Start of DATASET RECORDS

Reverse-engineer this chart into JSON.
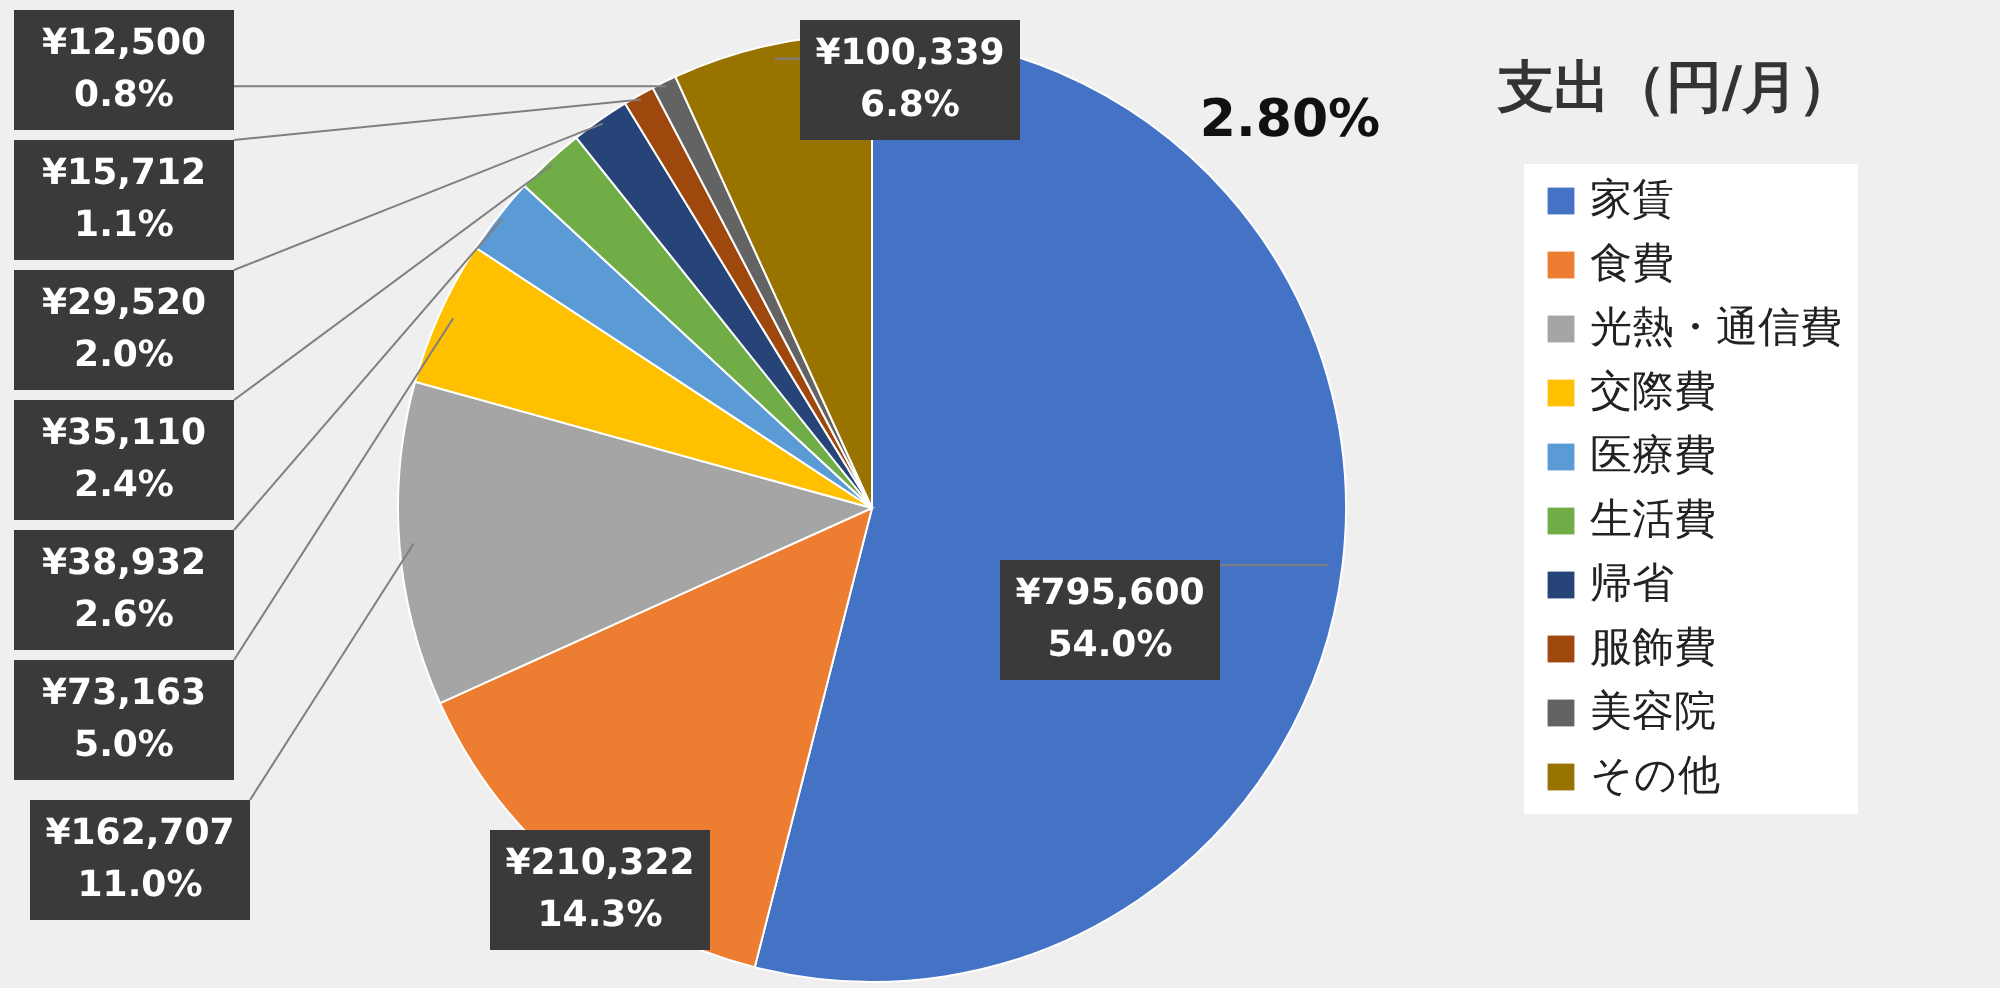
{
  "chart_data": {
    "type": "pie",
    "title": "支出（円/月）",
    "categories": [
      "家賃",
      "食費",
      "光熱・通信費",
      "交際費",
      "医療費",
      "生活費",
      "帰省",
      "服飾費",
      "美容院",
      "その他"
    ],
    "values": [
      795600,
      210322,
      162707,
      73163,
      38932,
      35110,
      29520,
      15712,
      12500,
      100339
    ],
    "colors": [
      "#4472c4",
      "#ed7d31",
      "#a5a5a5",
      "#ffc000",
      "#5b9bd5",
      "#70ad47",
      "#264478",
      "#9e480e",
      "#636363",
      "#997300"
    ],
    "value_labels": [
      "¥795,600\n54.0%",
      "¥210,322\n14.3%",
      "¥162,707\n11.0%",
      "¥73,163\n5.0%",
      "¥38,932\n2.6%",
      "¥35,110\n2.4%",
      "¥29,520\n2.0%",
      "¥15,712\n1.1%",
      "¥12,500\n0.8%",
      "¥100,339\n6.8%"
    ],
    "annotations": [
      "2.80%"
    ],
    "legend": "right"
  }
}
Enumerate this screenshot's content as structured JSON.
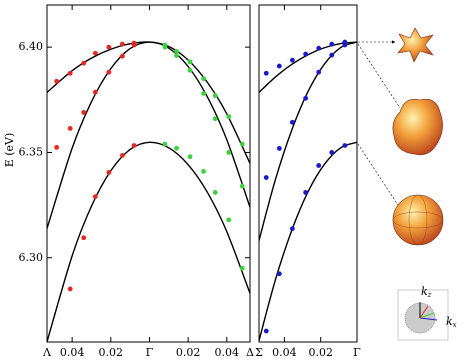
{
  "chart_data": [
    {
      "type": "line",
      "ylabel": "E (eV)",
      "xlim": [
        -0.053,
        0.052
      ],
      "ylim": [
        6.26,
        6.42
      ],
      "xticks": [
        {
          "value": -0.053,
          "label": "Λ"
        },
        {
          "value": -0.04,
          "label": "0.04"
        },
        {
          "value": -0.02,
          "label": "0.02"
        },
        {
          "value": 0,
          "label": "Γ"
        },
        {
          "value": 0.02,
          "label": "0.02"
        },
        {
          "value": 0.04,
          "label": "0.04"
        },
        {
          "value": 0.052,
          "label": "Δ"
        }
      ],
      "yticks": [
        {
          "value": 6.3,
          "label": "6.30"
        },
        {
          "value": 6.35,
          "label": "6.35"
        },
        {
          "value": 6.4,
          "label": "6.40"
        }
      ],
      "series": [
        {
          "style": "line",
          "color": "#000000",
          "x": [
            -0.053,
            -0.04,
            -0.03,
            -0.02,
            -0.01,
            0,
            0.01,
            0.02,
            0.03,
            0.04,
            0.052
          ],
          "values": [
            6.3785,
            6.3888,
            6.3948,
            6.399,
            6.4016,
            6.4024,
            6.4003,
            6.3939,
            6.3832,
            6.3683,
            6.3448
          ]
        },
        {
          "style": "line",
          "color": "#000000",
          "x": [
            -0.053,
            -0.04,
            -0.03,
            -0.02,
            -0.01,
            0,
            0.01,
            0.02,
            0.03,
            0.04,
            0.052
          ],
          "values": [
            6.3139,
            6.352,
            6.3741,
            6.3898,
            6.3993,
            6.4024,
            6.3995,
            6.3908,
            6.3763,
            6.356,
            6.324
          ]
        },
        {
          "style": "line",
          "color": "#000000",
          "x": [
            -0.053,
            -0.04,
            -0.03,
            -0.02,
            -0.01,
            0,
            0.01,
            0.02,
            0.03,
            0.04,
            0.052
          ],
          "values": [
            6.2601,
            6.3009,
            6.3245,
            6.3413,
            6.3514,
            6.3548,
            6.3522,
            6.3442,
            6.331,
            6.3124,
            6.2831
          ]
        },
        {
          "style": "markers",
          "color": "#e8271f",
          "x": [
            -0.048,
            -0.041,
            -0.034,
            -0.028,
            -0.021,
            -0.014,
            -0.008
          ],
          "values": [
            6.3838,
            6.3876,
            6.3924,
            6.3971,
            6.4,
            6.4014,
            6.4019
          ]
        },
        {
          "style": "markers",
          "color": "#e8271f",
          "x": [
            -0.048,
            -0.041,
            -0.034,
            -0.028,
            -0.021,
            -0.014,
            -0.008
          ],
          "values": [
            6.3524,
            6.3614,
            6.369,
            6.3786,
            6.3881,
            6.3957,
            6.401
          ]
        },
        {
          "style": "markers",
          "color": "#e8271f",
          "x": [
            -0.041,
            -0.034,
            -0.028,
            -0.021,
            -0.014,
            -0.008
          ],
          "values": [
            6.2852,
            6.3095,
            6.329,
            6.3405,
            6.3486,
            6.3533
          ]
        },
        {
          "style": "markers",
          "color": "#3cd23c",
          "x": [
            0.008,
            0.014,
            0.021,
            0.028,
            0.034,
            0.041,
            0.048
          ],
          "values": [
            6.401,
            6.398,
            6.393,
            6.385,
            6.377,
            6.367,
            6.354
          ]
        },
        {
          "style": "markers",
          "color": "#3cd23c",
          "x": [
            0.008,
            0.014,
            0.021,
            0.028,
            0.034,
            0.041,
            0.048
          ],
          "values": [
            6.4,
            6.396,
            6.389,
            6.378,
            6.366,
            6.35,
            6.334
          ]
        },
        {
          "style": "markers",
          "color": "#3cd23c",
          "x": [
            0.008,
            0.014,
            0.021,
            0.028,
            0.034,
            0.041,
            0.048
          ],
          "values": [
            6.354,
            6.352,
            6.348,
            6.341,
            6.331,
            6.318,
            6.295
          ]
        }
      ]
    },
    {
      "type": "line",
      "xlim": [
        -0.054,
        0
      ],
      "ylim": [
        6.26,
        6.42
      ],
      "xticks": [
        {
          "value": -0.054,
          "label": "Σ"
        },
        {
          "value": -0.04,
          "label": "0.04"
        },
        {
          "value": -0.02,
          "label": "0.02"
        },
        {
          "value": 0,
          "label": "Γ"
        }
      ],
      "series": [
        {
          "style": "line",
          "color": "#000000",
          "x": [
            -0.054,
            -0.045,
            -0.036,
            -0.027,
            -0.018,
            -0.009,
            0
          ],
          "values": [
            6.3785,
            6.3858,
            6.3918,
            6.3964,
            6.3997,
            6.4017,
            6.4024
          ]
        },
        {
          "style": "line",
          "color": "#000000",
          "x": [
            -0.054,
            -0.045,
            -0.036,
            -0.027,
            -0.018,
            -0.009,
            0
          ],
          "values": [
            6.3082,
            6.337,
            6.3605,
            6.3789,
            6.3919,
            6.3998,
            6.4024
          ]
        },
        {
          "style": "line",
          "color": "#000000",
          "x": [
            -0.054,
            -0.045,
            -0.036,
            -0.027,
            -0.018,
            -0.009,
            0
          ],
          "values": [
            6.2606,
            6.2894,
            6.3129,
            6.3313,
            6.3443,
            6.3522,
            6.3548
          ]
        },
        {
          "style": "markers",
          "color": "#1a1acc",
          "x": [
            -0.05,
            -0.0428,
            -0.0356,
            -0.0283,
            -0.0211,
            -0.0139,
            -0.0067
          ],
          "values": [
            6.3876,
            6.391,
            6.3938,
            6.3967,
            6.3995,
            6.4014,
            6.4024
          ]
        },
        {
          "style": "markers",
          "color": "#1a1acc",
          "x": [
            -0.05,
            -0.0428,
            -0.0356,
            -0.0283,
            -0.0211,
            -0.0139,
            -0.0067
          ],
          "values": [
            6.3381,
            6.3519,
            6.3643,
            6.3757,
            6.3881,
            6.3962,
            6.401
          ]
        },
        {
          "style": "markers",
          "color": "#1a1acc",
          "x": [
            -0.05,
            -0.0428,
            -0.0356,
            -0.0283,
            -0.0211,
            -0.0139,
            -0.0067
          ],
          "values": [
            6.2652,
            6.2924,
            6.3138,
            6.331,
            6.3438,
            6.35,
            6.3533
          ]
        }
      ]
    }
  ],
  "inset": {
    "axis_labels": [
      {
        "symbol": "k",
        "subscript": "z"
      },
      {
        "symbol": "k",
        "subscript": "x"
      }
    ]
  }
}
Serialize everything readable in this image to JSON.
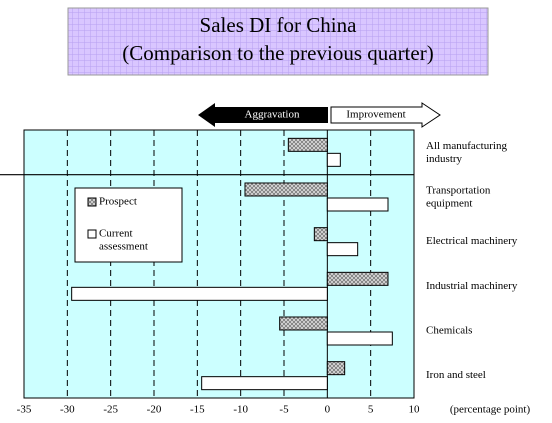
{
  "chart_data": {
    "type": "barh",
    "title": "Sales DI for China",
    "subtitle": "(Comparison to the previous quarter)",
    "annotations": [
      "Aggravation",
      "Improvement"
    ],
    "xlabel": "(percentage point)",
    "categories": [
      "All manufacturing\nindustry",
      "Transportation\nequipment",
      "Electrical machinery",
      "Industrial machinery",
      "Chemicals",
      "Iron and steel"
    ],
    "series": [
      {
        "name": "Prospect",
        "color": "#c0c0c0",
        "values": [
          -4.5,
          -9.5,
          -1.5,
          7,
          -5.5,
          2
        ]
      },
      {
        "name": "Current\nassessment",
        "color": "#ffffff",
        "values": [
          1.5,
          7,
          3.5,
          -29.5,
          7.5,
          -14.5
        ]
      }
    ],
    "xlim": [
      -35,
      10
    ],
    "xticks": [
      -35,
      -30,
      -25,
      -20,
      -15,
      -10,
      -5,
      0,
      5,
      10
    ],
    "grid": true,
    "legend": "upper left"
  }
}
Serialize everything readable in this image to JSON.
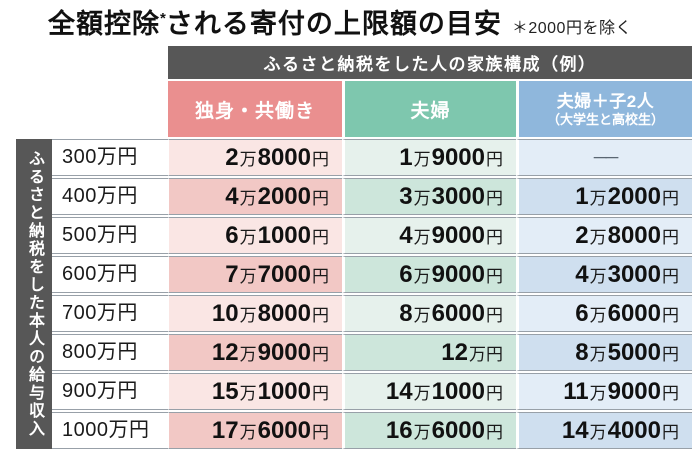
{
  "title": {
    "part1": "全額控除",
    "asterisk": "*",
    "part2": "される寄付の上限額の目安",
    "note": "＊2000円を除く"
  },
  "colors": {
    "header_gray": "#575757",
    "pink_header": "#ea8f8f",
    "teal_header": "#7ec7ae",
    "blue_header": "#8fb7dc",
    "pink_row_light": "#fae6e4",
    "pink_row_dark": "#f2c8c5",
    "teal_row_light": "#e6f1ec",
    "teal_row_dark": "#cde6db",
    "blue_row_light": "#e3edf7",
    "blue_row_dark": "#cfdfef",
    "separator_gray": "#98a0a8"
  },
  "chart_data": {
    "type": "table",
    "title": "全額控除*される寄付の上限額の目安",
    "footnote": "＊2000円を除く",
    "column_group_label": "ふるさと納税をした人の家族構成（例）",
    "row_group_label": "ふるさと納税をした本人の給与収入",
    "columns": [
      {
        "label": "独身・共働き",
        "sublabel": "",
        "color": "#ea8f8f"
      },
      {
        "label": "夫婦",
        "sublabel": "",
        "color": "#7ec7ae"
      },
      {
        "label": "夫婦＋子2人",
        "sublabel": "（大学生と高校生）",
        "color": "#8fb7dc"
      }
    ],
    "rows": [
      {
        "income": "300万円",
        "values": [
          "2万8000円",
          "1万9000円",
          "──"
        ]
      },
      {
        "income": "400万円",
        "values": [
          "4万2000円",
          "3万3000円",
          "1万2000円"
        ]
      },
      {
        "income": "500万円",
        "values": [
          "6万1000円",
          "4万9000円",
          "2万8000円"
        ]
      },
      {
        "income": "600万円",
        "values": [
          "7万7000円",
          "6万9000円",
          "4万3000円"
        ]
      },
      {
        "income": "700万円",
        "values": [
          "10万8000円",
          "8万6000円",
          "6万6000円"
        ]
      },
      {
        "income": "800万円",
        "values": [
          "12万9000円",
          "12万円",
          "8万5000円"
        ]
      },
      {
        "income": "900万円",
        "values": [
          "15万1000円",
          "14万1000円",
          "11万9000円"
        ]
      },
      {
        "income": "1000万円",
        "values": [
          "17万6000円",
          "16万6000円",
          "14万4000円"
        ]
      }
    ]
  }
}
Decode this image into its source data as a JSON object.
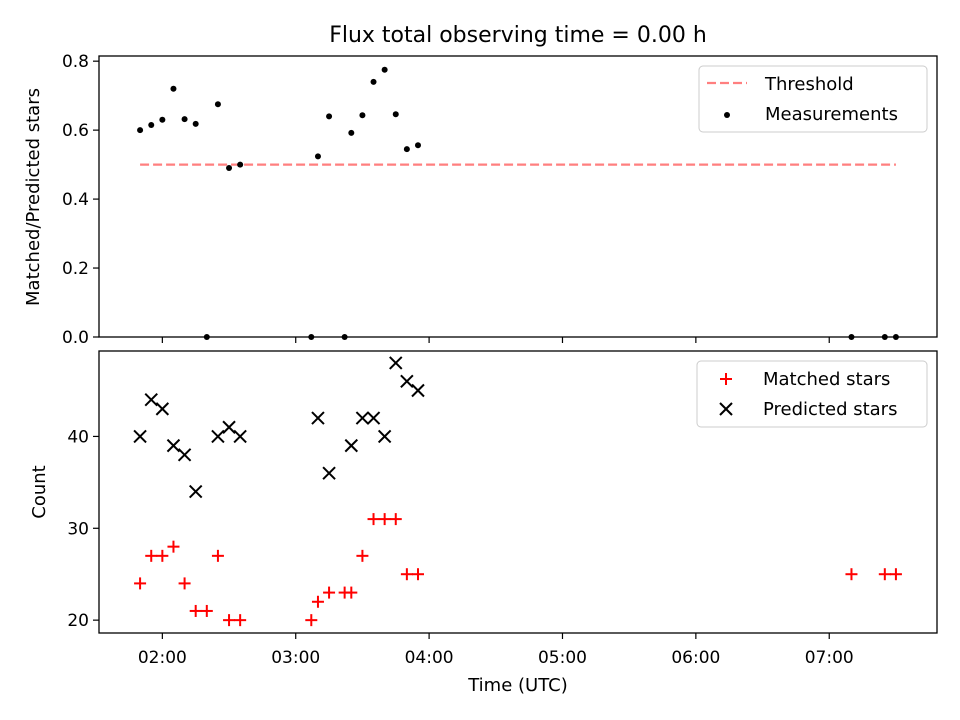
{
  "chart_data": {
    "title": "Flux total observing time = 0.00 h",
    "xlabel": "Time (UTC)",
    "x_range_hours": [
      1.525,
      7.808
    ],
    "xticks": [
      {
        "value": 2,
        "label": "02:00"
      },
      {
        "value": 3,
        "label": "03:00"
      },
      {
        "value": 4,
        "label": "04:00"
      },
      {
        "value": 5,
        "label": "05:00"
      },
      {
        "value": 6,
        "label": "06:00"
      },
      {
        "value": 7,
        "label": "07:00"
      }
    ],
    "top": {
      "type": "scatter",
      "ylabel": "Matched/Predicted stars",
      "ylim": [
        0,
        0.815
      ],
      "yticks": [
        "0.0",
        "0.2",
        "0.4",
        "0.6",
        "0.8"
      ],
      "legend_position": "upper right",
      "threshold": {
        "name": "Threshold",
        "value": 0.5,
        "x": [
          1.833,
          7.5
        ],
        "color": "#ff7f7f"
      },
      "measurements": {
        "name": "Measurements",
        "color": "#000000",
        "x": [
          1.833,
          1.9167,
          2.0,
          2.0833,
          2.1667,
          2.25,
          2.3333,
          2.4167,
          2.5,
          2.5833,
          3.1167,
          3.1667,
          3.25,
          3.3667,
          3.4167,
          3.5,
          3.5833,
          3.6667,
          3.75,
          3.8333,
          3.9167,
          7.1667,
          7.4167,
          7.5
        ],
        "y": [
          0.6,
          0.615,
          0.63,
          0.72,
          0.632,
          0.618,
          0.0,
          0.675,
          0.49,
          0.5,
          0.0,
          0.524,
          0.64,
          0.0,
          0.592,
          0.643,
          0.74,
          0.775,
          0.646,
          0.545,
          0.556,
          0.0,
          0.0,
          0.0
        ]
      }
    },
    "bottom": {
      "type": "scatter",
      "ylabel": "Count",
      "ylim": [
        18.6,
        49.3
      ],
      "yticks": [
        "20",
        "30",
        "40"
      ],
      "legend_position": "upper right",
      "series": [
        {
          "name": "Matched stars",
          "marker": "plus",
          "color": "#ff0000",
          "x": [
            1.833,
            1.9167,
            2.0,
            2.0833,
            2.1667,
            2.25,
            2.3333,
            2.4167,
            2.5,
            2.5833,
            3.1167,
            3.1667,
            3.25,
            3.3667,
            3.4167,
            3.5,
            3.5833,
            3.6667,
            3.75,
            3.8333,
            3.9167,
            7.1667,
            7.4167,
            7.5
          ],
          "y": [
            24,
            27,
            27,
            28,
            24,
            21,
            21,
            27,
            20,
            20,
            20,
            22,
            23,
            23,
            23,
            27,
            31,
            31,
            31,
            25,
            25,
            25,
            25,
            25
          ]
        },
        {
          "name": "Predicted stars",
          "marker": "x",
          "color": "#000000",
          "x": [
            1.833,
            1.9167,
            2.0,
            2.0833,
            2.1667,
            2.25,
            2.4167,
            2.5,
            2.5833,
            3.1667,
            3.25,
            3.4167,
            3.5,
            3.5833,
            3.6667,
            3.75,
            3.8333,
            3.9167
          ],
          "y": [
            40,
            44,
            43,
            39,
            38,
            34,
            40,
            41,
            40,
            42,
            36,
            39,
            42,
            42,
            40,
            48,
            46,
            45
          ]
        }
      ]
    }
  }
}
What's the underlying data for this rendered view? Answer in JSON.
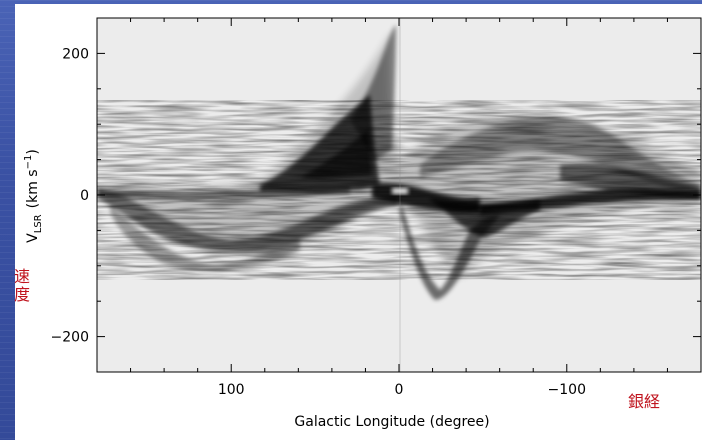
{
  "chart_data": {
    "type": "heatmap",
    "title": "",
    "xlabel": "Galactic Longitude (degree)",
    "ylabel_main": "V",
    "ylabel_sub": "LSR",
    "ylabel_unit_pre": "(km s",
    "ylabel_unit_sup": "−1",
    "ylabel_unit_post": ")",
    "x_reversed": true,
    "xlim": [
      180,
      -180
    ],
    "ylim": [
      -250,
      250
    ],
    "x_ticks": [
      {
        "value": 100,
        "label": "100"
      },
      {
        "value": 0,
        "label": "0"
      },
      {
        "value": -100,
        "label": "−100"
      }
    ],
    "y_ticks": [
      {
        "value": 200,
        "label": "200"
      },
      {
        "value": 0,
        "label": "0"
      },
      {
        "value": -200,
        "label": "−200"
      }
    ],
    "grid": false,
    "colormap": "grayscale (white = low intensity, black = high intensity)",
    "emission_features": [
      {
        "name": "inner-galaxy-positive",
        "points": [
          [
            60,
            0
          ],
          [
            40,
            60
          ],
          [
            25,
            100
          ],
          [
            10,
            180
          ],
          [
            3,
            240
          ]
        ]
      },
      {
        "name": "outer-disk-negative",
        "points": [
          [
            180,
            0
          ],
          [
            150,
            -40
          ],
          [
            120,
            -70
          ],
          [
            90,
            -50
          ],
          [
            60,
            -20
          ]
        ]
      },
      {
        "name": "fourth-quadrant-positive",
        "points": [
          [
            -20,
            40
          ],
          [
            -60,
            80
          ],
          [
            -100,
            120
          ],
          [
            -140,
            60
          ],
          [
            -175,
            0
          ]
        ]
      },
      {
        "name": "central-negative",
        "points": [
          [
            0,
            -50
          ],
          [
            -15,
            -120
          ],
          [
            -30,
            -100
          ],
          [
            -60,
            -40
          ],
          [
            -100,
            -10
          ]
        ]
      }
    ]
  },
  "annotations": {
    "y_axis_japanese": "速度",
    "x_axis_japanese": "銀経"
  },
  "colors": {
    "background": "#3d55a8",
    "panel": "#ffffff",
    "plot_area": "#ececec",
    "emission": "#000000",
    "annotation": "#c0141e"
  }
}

End of DATASET RECORDS

Extract all lines of the records above that include "machinery".

      "Electrical machinery",
      "Industrial machinery",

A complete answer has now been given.